— begin DATA TO USE —

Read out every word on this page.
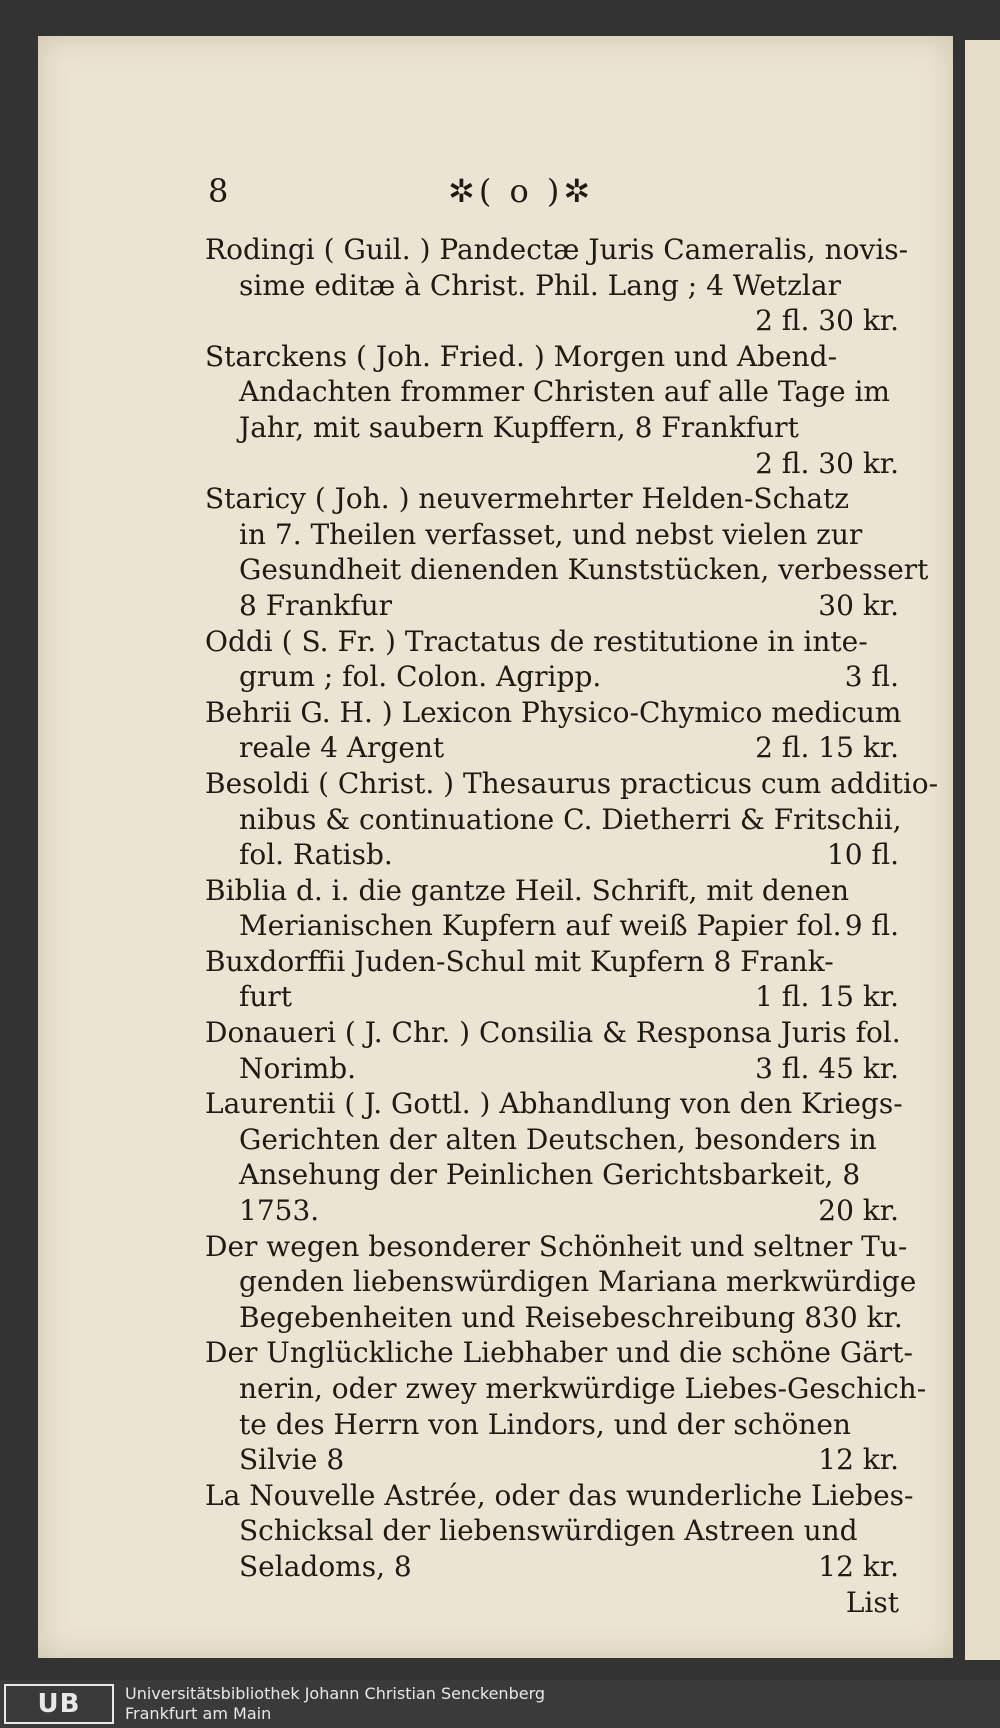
8	✲( o )✲
Rodingi ( Guil. ) Pandectæ Juris Cameralis, novis-
sime editæ à Christ. Phil. Lang ; 4 Wetzlar
2 fl. 30 kr.
Starckens ( Joh. Fried. ) Morgen und Abend-
Andachten frommer Christen auf alle Tage im
Jahr, mit saubern Kupffern, 8 Frankfurt
2 fl. 30 kr.
Staricy ( Joh. ) neuvermehrter Helden-Schatz
in 7. Theilen verfasset, und nebst vielen zur
Gesundheit dienenden Kunststücken, verbessert
8 Frankfur	30 kr.
Oddi ( S. Fr. ) Tractatus de restitutione in inte-
grum ; fol. Colon. Agripp.	3 fl.
Behrii G. H. ) Lexicon Physico-Chymico medicum
reale 4 Argent	2 fl. 15 kr.
Besoldi ( Christ. ) Thesaurus practicus cum additio-
nibus & continuatione C. Dietherri & Fritschii,
fol. Ratisb.	10 fl.
Biblia d. i. die gantze Heil. Schrift, mit denen
Merianischen Kupfern auf weiß Papier fol. 9 fl.
Buxdorffii Juden-Schul mit Kupfern 8 Frank-
furt	1 fl. 15 kr.
Donaueri ( J. Chr. ) Consilia & Responsa Juris fol.
Norimb.	3 fl. 45 kr.
Laurentii ( J. Gottl. ) Abhandlung von den Kriegs-
Gerichten der alten Deutschen, besonders in
Ansehung der Peinlichen Gerichtsbarkeit, 8
1753.	20 kr.
Der wegen besonderer Schönheit und seltner Tu-
genden liebenswürdigen Mariana merkwürdige
Begebenheiten und Reisebeschreibung 8 30 kr.
Der Unglückliche Liebhaber und die schöne Gärt-
nerin, oder zwey merkwürdige Liebes-Geschich-
te des Herrn von Lindors, und der schönen
Silvie 8	12 kr.
La Nouvelle Astrée, oder das wunderliche Liebes-
Schicksal der liebenswürdigen Astreen und
Seladoms, 8	12 kr.
List
UB	Universitätsbibliothek Johann Christian Senckenberg
Frankfurt am Main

— end DATA TO USE —

Transcribe the records word for word and include no pictures.

Read out every word on this page.
8	✲( o )✲
Rodingi ( Guil. ) Pandectæ Juris Cameralis, novis-
sime editæ à Christ. Phil. Lang ; 4 Wetzlar
2 fl. 30 kr.
Starckens ( Joh. Fried. ) Morgen und Abend-
Andachten frommer Christen auf alle Tage im
Jahr, mit saubern Kupffern, 8 Frankfurt
2 fl. 30 kr.
Staricy ( Joh. ) neuvermehrter Helden-Schatz
in 7. Theilen verfasset, und nebst vielen zur
Gesundheit dienenden Kunststücken, verbessert
8 Frankfur	30 kr.
Oddi ( S. Fr. ) Tractatus de restitutione in inte-
grum ; fol. Colon. Agripp.	3 fl.
Behrii G. H. ) Lexicon Physico-Chymico medicum
reale 4 Argent	2 fl. 15 kr.
Besoldi ( Christ. ) Thesaurus practicus cum additio-
nibus & continuatione C. Dietherri & Fritschii,
fol. Ratisb.	10 fl.
Biblia d. i. die gantze Heil. Schrift, mit denen
Merianischen Kupfern auf weiß Papier fol. 9 fl.
Buxdorffii Juden-Schul mit Kupfern 8 Frank-
furt	1 fl. 15 kr.
Donaueri ( J. Chr. ) Consilia & Responsa Juris fol.
Norimb.	3 fl. 45 kr.
Laurentii ( J. Gottl. ) Abhandlung von den Kriegs-
Gerichten der alten Deutschen, besonders in
Ansehung der Peinlichen Gerichtsbarkeit, 8
1753.	20 kr.
Der wegen besonderer Schönheit und seltner Tu-
genden liebenswürdigen Mariana merkwürdige
Begebenheiten und Reisebeschreibung 8 30 kr.
Der Unglückliche Liebhaber und die schöne Gärt-
nerin, oder zwey merkwürdige Liebes-Geschich-
te des Herrn von Lindors, und der schönen
Silvie 8	12 kr.
La Nouvelle Astrée, oder das wunderliche Liebes-
Schicksal der liebenswürdigen Astreen und
Seladoms, 8	12 kr.
List
UB	Universitätsbibliothek Johann Christian Senckenberg
Frankfurt am Main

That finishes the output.